_Aim of the exercise_
Wherever the string "into" appears in a line, extract that line.

[Figure contents as structured data]
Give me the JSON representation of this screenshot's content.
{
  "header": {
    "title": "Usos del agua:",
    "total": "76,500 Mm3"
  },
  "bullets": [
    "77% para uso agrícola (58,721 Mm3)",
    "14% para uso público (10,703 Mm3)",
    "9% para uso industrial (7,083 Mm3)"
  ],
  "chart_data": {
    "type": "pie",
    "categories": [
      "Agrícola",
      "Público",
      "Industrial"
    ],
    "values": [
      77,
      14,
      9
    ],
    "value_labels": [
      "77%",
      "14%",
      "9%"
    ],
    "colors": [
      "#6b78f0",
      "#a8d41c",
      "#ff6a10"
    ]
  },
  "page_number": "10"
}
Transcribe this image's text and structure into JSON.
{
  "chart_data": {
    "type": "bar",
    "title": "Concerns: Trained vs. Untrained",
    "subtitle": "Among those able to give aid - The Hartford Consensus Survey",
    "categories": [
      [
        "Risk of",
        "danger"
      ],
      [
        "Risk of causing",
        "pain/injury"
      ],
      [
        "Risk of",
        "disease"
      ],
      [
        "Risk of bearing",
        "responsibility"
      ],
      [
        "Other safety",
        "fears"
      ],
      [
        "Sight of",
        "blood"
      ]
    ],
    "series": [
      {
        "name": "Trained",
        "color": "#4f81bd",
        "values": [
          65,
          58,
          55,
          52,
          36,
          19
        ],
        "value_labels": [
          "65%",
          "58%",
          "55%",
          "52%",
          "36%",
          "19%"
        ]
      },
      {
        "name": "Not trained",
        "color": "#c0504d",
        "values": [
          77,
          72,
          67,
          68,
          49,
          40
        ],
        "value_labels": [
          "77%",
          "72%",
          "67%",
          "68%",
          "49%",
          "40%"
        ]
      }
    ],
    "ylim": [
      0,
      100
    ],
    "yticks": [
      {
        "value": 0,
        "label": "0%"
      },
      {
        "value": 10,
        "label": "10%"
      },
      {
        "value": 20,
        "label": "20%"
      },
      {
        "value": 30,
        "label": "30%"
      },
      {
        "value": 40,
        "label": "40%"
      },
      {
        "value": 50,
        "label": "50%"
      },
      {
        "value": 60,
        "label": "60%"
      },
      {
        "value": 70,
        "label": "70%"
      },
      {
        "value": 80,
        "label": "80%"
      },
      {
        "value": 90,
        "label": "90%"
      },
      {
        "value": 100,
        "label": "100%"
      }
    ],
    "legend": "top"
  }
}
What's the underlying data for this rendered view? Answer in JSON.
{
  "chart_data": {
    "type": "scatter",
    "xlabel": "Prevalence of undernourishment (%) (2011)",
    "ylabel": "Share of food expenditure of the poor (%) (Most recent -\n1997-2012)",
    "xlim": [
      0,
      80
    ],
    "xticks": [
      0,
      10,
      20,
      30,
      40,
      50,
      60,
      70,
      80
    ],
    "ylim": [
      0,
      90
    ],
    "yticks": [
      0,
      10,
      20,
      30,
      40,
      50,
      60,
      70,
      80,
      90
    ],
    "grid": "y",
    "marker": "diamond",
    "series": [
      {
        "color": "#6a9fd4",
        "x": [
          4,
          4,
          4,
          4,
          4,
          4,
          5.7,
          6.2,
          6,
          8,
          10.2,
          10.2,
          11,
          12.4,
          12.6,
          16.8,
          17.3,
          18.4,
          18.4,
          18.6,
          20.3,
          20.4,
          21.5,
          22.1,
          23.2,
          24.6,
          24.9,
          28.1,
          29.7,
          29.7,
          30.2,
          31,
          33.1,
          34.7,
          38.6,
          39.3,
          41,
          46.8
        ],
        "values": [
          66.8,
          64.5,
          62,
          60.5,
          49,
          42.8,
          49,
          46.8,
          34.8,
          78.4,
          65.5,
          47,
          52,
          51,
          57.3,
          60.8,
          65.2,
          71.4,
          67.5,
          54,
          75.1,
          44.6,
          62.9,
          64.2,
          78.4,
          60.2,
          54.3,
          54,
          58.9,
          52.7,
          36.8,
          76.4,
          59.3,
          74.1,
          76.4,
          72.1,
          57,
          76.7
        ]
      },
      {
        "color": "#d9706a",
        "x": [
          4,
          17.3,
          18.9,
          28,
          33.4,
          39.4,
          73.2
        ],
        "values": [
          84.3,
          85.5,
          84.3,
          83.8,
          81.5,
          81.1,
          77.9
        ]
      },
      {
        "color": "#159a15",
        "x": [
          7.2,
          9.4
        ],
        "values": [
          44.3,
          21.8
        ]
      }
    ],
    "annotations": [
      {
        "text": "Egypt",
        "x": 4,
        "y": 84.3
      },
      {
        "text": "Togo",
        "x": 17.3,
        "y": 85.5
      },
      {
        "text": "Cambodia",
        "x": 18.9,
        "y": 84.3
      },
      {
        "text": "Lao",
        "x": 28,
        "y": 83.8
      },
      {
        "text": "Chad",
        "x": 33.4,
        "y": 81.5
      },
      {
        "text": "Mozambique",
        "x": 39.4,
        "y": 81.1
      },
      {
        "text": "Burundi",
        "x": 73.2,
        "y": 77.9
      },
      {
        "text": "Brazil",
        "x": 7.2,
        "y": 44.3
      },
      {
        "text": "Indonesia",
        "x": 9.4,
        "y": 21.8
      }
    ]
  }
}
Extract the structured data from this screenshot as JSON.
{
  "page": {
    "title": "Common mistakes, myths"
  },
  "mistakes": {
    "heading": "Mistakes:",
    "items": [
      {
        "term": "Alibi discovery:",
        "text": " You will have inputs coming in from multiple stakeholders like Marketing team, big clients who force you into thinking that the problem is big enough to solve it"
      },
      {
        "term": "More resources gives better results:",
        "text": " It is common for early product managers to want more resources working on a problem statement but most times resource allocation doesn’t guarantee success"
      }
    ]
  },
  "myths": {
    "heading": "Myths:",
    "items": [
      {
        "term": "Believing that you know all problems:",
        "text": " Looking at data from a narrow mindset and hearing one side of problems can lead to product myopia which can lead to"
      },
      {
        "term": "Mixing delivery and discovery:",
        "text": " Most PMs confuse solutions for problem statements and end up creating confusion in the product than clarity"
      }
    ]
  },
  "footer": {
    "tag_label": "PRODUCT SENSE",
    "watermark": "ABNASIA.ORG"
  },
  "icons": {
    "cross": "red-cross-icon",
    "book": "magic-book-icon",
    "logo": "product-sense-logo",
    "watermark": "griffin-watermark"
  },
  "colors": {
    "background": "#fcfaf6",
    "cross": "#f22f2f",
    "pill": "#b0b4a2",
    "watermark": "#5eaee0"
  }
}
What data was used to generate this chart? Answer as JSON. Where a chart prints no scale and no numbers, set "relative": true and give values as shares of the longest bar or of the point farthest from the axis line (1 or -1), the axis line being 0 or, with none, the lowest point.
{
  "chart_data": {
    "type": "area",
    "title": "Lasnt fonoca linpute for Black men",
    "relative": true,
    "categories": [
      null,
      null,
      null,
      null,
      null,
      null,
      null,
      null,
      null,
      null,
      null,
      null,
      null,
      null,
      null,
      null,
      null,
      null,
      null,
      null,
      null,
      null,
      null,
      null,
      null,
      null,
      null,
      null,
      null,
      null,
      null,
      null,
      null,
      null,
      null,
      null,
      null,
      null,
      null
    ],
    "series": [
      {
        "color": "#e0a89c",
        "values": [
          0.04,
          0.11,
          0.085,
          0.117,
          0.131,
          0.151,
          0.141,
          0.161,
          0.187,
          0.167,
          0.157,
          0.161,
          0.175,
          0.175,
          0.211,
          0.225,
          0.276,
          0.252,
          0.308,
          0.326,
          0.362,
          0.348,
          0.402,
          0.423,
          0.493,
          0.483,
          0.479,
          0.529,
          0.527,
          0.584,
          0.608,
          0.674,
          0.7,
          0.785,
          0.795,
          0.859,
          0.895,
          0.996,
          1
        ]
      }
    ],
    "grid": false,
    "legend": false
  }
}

_The solution_
Transcribe this image's text and structure into JSON.
        "text": " You will have inputs coming in from multiple stakeholders like Marketing team, big clients who force you into thinking that the problem is big enough to solve it"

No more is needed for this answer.